◆ **TEKS DOKUMEN**
● ● ●

Saturday 27 June 2015

In Memoriam Ben Mboi


  • “Saya Telah Mencapai Point of No Return”
                                                                                                                                                            Istimewa
PRABOWO--Ketua DPP Partai Gerindra, Prabowo Subianto, didampingi Ketua Komisi V DPR RI, Fary Dj Francis, mendoakan jenazah mantan Gubernur NTT, dr. Ben Mboi, di rumah duka di Jakarta, Selasa (23/6/2015). 
“Saya telah mencapai point of no return. Melihat ke belakang sekarang, saya memilih probabilitas hidup yang 40 tahun persen itu,” tulisnya dalam memoar Ben Mboi, Memoar seorang dokter, prajurit, pamong praja halaman 46.  

Apa yang disampiakan oleh Ben Mboi ini sebagai respons dari briefing terakhir  dari Panglima Operasi Mandala Mayor Jendral Soeharto Di Pangkalan Udara Amahai, Pulau Seram, Maluku, tanggal 23 Juni 1962.

“Tugas kalian cukup berat. Saya perkirakan sekitar 60 persen dari kalian tidak akan kembali dan hanya 40 persen yang bisa selamat. Yang merasa ragu – ragu sekarang masih dapat mundur…” kata Mayjen Soeharto. Nyatanya tak seorang pun dari 206 anggota pasukan gabungan yang akan diterjunkan ke belantara Irian Barat yang mengambil tawaran itu.

● ● ●

◆ **BAHAN SUMBER**
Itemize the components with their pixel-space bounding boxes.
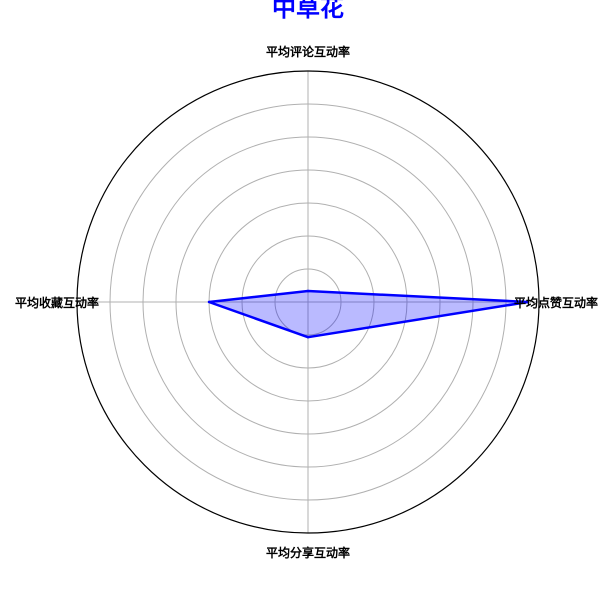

● ● ●

◆ **KETENTUAN SOAL**
Sebutkan tanggal Mayor Jenderal Soeharto memberikan briefing terakhir kepada pasukan menurut teks tentang Ben Mboi.

◆ **JAWABAN SOAL**
Tanggal 23 Juni 1962.